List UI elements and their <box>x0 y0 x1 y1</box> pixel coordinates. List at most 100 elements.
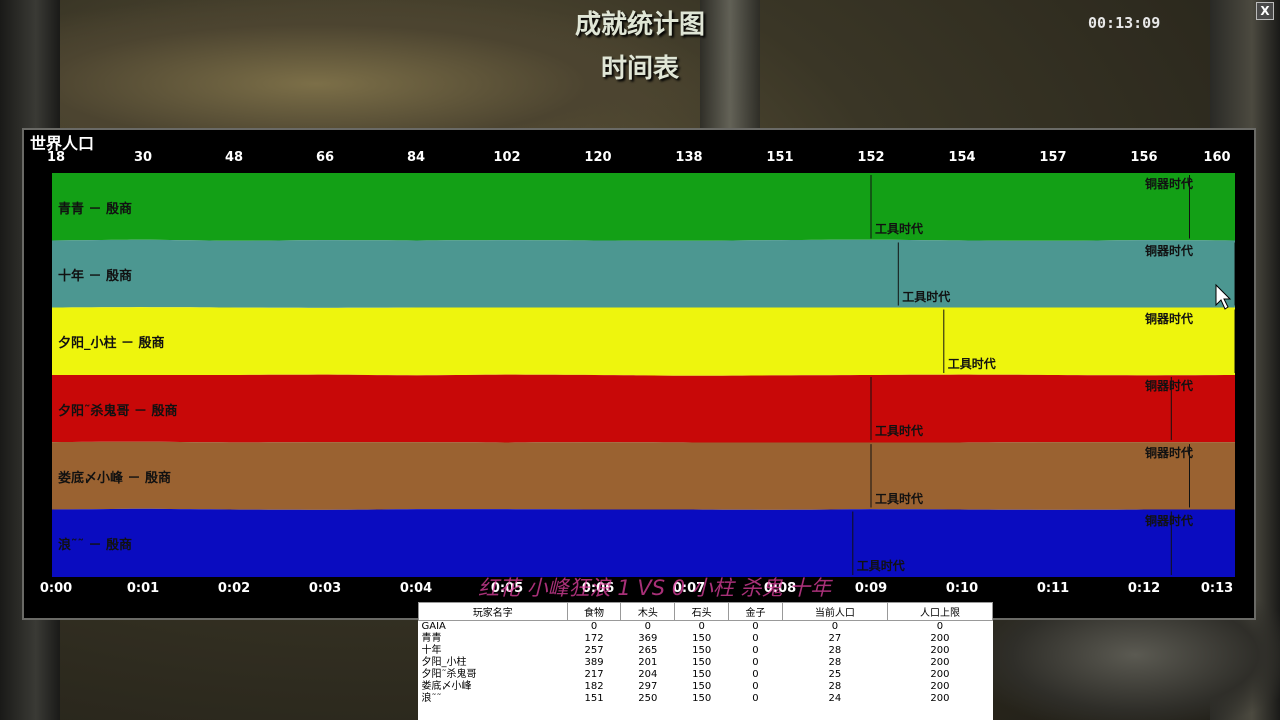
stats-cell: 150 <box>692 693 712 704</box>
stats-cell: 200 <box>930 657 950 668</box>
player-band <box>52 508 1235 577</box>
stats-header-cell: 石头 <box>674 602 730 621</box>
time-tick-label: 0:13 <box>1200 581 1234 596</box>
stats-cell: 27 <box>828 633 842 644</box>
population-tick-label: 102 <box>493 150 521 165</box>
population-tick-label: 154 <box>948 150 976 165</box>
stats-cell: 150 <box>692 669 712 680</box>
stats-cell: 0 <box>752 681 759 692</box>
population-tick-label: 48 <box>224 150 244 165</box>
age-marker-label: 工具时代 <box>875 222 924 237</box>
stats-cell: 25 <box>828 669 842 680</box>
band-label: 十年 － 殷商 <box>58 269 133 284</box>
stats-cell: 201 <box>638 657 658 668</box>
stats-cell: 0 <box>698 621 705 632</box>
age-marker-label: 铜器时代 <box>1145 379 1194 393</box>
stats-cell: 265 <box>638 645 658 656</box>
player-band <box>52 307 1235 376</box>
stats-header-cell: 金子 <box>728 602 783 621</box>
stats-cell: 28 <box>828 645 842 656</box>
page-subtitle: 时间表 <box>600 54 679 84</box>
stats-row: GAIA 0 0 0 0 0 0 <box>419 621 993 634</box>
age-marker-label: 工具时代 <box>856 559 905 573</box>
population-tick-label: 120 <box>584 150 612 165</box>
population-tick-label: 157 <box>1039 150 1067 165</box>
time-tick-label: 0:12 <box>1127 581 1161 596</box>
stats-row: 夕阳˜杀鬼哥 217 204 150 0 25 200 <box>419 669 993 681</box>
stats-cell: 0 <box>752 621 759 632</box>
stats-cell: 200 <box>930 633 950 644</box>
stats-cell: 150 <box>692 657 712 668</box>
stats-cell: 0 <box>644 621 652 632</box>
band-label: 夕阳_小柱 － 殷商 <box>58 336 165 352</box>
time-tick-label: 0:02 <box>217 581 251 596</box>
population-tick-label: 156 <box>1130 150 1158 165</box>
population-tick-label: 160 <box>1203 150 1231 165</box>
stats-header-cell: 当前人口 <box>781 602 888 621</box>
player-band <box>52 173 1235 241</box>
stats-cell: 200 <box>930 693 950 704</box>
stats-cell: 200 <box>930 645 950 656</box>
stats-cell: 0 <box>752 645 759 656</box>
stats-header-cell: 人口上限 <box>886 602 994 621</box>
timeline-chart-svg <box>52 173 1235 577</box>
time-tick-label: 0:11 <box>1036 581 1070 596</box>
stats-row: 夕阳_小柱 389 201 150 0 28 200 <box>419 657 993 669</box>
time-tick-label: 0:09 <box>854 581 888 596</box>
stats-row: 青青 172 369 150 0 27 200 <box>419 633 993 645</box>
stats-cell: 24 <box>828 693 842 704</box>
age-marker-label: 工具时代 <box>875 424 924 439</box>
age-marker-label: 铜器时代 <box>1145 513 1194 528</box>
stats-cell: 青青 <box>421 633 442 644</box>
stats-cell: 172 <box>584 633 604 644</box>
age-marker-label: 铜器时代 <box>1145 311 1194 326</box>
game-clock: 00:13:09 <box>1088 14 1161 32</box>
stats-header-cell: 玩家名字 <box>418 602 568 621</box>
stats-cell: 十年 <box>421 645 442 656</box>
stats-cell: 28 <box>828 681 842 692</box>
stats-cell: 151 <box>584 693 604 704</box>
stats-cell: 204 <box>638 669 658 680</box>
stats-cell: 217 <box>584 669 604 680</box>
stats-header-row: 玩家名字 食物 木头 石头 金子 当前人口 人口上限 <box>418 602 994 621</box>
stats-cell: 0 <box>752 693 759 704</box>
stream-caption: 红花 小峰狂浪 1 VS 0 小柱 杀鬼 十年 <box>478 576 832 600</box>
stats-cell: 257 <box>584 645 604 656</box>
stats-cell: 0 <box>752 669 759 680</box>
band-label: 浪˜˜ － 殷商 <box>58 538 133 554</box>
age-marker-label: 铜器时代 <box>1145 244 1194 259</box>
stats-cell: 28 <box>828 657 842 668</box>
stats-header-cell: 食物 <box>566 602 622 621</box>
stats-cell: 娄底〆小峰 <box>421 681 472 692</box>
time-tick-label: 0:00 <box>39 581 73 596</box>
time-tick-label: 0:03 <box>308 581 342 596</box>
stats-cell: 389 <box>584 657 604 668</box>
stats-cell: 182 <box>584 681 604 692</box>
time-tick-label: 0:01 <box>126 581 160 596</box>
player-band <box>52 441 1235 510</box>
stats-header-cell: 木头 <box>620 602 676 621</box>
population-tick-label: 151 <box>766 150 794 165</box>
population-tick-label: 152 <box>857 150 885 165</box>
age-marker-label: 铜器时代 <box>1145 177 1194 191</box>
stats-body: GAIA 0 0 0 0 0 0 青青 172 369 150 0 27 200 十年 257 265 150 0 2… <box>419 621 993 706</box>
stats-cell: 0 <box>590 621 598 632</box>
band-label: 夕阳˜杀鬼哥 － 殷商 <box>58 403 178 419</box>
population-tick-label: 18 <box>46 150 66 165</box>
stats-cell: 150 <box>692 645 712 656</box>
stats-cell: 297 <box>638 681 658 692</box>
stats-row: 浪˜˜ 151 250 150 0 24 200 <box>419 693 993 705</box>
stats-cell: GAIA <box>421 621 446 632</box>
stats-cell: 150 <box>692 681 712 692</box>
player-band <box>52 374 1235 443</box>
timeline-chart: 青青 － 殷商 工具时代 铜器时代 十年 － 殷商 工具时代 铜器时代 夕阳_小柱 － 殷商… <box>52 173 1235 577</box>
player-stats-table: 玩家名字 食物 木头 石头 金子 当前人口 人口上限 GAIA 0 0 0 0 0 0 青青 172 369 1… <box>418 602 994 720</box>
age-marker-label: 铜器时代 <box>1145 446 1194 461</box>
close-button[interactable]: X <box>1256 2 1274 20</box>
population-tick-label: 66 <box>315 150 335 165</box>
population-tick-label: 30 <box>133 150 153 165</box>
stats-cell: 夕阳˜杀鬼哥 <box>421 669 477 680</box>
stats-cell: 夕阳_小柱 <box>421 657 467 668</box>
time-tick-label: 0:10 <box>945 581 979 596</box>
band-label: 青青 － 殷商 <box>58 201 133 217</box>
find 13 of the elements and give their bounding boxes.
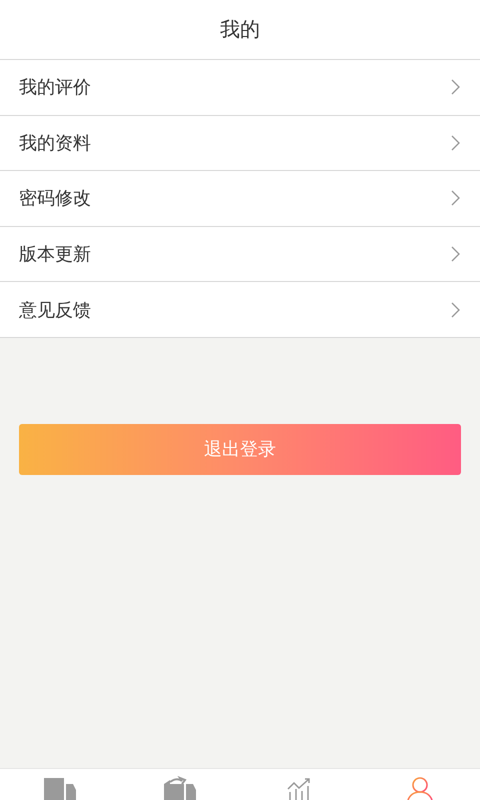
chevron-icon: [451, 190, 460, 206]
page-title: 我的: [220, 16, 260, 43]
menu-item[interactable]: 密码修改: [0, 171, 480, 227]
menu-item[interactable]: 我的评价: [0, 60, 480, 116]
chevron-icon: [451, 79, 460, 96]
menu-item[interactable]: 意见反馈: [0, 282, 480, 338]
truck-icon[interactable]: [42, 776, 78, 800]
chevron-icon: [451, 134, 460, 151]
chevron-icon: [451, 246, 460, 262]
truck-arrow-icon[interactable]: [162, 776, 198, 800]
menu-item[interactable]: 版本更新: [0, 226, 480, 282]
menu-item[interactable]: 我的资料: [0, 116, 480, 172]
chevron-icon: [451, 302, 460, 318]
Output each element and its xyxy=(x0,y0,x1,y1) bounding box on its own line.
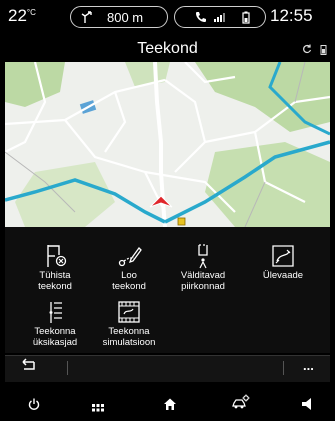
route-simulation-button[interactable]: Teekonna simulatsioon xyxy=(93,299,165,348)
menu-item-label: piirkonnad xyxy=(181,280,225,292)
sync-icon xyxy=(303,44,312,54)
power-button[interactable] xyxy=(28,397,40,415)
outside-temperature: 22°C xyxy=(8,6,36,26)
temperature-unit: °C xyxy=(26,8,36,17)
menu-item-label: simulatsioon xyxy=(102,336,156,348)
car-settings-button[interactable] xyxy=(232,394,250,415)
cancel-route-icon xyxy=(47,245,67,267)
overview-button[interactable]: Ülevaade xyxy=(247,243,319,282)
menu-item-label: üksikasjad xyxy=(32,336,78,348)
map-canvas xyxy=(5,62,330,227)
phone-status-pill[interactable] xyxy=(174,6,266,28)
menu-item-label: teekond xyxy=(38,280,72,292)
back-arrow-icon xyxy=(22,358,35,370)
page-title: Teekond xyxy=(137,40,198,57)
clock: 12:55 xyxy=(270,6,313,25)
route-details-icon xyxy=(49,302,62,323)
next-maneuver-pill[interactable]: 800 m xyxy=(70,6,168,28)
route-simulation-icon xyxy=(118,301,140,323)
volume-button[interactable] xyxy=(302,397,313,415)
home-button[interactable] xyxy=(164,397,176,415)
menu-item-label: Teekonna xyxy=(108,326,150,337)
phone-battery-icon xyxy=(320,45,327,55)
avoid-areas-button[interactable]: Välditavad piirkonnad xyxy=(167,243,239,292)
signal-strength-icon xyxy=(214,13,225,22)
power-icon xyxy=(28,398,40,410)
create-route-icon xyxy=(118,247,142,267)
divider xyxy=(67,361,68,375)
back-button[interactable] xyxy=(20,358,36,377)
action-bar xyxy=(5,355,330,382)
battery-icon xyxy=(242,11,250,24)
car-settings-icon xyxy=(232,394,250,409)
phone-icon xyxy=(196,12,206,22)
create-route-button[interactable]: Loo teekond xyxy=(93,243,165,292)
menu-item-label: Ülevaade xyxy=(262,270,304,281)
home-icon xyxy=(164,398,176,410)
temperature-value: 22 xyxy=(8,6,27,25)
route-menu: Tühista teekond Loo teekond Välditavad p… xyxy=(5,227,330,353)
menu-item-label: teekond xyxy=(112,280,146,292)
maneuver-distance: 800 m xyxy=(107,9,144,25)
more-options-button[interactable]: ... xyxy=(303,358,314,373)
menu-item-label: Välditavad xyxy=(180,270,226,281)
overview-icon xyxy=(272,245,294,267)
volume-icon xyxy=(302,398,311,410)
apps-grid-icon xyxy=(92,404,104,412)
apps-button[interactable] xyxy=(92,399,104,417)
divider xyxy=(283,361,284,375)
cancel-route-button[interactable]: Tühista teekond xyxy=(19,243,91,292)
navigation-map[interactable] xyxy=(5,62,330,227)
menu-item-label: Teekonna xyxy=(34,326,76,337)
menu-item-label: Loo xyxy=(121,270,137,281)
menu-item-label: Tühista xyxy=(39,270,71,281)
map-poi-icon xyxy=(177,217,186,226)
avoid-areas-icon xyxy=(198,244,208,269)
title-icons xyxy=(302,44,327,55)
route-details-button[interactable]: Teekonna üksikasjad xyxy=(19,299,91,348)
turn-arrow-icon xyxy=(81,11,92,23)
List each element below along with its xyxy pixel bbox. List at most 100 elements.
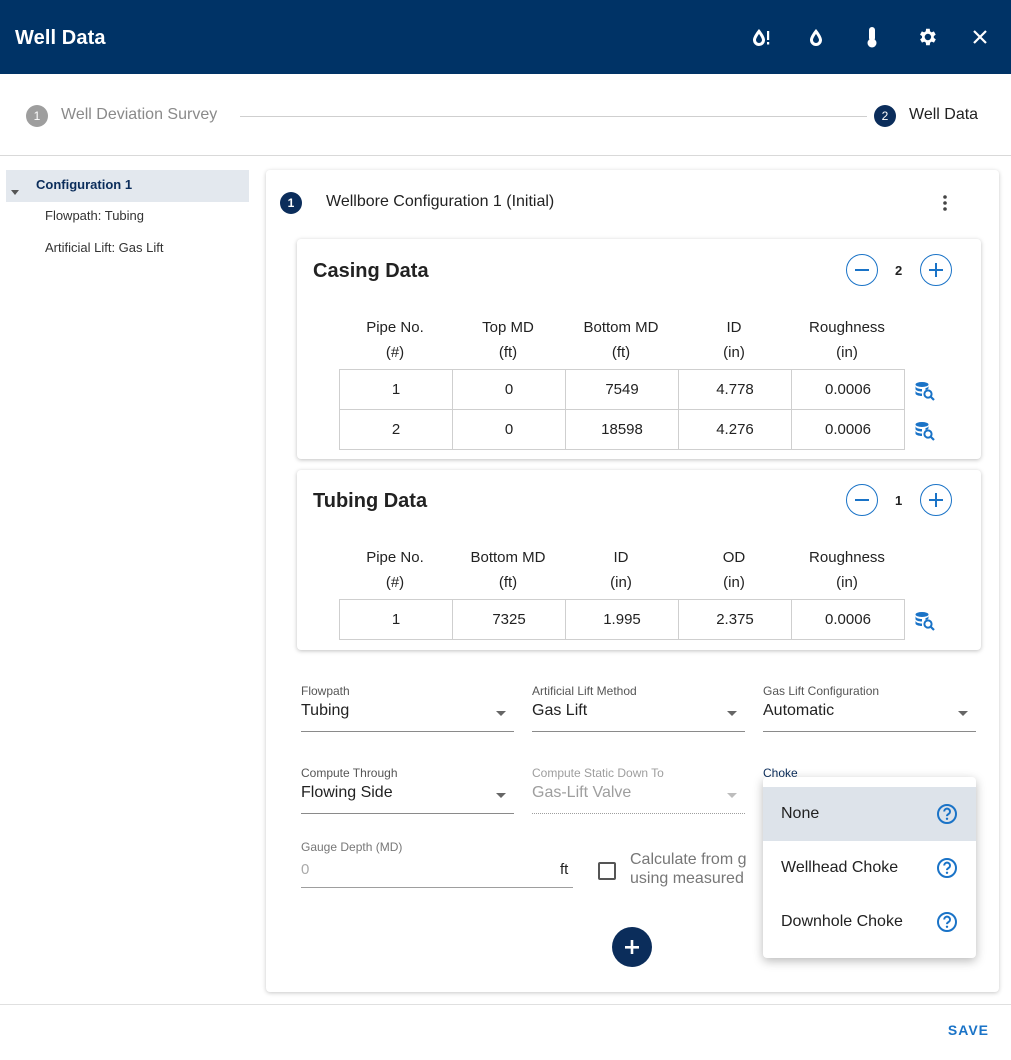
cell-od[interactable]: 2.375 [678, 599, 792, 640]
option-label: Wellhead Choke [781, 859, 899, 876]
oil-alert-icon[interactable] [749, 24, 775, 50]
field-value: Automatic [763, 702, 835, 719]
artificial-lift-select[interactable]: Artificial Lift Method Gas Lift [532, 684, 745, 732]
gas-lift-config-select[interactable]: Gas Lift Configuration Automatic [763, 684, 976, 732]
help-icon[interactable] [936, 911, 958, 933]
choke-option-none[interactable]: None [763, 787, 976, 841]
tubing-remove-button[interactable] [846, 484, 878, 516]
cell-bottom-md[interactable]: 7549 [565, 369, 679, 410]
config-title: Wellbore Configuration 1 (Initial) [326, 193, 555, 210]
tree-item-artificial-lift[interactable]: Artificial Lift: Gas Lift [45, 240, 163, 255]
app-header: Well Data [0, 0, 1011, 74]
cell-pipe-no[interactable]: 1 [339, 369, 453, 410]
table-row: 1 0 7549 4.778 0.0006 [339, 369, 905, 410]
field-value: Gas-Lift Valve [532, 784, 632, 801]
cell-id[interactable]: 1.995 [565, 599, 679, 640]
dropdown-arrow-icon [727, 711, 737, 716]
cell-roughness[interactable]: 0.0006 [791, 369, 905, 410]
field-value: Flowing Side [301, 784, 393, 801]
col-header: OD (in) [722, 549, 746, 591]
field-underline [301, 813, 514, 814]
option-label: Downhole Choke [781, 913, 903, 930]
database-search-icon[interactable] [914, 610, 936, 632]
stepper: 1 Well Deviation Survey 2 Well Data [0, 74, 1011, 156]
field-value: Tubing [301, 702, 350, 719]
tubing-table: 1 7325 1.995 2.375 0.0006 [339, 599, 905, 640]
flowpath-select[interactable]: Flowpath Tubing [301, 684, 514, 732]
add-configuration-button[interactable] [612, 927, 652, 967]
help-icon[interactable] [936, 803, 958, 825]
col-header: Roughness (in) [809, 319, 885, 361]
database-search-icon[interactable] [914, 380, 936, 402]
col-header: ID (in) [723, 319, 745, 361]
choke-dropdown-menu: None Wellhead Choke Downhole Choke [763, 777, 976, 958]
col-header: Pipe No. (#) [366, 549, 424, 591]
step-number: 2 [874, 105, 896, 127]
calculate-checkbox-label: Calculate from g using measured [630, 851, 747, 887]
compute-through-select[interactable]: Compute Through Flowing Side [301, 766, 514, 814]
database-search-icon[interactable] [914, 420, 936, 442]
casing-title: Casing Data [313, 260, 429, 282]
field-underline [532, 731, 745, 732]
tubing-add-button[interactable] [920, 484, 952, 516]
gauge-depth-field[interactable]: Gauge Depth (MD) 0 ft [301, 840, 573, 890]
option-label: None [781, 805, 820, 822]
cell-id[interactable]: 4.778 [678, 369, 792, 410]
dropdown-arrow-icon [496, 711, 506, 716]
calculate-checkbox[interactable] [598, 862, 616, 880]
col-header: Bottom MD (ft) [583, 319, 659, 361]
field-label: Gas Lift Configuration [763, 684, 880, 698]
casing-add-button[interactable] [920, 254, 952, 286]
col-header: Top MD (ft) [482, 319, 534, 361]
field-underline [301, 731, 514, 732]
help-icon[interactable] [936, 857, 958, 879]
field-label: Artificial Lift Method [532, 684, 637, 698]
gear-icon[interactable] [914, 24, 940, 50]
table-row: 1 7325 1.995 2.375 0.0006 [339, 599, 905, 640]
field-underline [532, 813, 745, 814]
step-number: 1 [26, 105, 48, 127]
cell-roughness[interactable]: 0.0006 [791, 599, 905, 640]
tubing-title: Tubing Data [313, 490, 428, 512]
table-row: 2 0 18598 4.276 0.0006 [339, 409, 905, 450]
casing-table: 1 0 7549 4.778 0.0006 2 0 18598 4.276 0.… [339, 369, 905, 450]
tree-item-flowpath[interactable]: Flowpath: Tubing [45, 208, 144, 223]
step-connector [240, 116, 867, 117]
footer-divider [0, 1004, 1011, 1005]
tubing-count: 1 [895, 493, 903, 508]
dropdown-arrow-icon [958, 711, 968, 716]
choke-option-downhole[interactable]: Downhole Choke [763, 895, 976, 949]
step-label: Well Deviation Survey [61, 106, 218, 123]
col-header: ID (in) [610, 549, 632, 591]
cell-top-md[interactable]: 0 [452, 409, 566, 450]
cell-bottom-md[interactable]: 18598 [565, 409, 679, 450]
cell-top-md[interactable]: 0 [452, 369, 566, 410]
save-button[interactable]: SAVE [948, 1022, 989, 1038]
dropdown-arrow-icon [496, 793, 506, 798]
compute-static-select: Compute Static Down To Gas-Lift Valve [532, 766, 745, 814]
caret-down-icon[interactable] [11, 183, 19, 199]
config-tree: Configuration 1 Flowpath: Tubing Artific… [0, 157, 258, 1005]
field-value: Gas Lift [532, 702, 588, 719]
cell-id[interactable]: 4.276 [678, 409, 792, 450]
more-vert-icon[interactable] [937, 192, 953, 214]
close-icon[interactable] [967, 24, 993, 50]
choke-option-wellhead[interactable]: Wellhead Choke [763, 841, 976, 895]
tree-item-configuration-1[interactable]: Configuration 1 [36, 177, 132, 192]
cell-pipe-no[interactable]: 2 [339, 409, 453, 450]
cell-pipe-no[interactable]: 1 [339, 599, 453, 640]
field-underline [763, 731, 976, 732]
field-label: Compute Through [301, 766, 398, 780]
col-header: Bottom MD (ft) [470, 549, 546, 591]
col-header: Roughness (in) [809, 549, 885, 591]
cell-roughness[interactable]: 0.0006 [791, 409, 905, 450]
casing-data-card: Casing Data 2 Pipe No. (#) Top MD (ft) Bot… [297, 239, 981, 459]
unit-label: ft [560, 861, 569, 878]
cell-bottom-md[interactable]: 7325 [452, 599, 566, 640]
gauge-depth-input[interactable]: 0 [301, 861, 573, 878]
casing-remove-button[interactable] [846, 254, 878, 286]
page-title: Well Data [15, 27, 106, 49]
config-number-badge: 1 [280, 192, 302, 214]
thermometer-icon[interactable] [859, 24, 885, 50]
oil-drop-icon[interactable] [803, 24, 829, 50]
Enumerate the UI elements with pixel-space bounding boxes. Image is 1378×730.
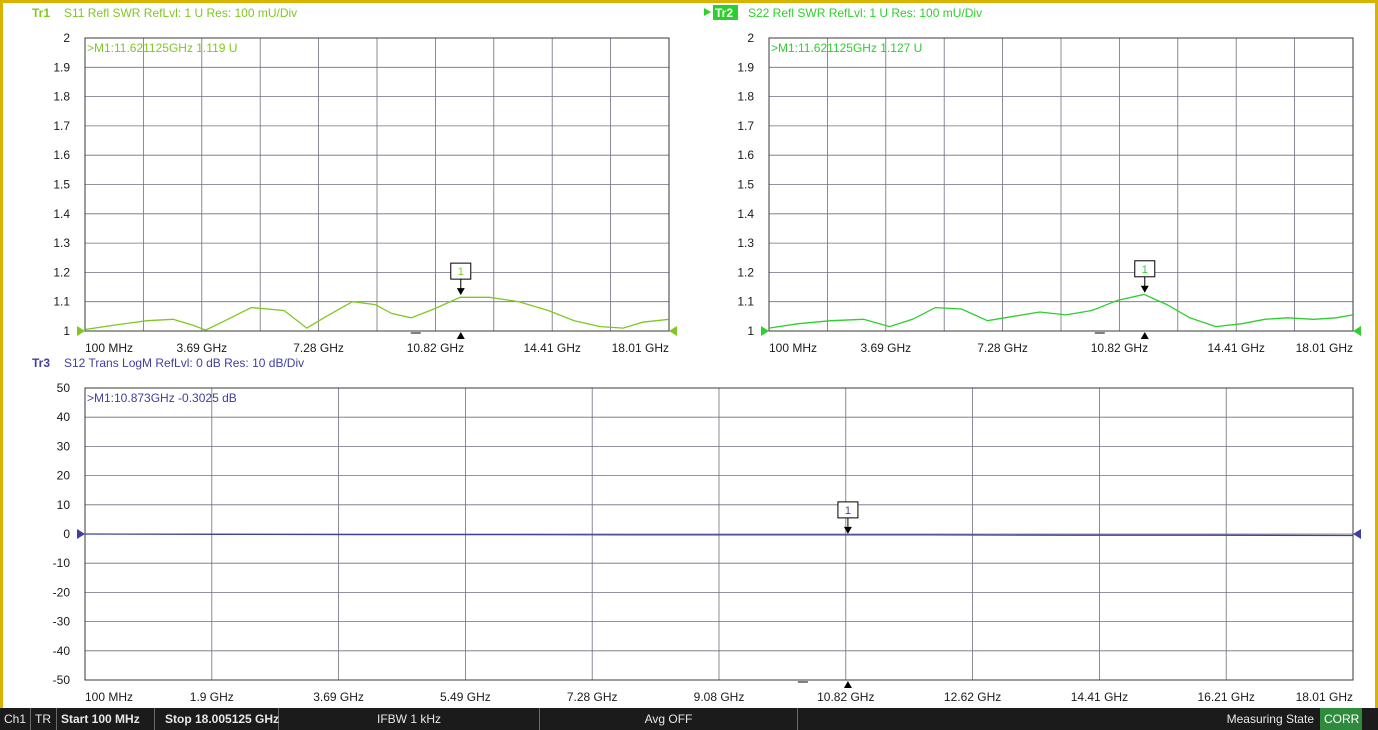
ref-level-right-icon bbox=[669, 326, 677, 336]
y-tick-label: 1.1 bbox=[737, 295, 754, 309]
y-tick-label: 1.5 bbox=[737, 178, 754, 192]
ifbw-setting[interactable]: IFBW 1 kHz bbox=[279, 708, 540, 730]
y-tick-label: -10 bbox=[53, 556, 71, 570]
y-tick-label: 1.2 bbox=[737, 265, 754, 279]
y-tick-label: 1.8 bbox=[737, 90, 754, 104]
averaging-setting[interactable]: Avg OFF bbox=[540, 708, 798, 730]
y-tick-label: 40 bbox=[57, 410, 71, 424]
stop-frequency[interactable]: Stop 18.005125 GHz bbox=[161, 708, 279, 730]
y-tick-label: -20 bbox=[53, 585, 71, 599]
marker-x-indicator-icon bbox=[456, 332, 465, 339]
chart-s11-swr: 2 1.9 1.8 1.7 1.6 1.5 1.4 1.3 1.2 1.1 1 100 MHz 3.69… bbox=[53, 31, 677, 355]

════

# [TASK TO COMPLETE]
Collect every line of the listing above that contains the string "most". Case counts.

# [RESULT OF THIS EXERCISE]
List UI elements and their <box>x0 y0 x1 y1</box> pixel coordinates. List at most 100 elements.
List each element below along with its xyxy pixel bbox. List at most 100 elements.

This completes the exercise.